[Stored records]
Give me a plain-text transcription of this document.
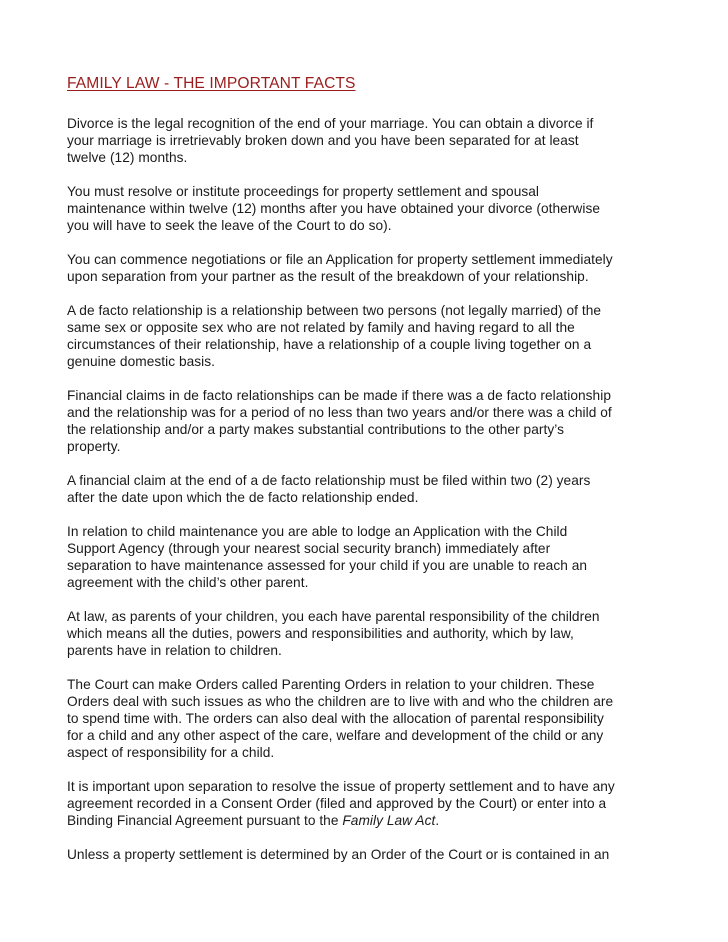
FAMILY LAW - THE IMPORTANT FACTS
Divorce is the legal recognition of the end of your marriage. You can obtain a divorce if
your marriage is irretrievably broken down and you have been separated for at least
twelve (12) months.
You must resolve or institute proceedings for property settlement and spousal
maintenance within twelve (12) months after you have obtained your divorce (otherwise
you will have to seek the leave of the Court to do so).
You can commence negotiations or file an Application for property settlement immediately
upon separation from your partner as the result of the breakdown of your relationship.
A de facto relationship is a relationship between two persons (not legally married) of the
same sex or opposite sex who are not related by family and having regard to all the
circumstances of their relationship, have a relationship of a couple living together on a
genuine domestic basis.
Financial claims in de facto relationships can be made if there was a de facto relationship
and the relationship was for a period of no less than two years and/or there was a child of
the relationship and/or a party makes substantial contributions to the other party’s
property.
A financial claim at the end of a de facto relationship must be filed within two (2) years
after the date upon which the de facto relationship ended.
In relation to child maintenance you are able to lodge an Application with the Child
Support Agency (through your nearest social security branch) immediately after
separation to have maintenance assessed for your child if you are unable to reach an
agreement with the child’s other parent.
At law, as parents of your children, you each have parental responsibility of the children
which means all the duties, powers and responsibilities and authority, which by law,
parents have in relation to children.
The Court can make Orders called Parenting Orders in relation to your children. These
Orders deal with such issues as who the children are to live with and who the children are
to spend time with. The orders can also deal with the allocation of parental responsibility
for a child and any other aspect of the care, welfare and development of the child or any
aspect of responsibility for a child.
It is important upon separation to resolve the issue of property settlement and to have any
agreement recorded in a Consent Order (filed and approved by the Court) or enter into a
Binding Financial Agreement pursuant to the Family Law Act.
Unless a property settlement is determined by an Order of the Court or is contained in an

▸ EXERCISE: Pick out each line containing "marriage" and report it.

▸ FINISHED TASK:
Divorce is the legal recognition of the end of your marriage. You can obtain a divorce if
your marriage is irretrievably broken down and you have been separated for at least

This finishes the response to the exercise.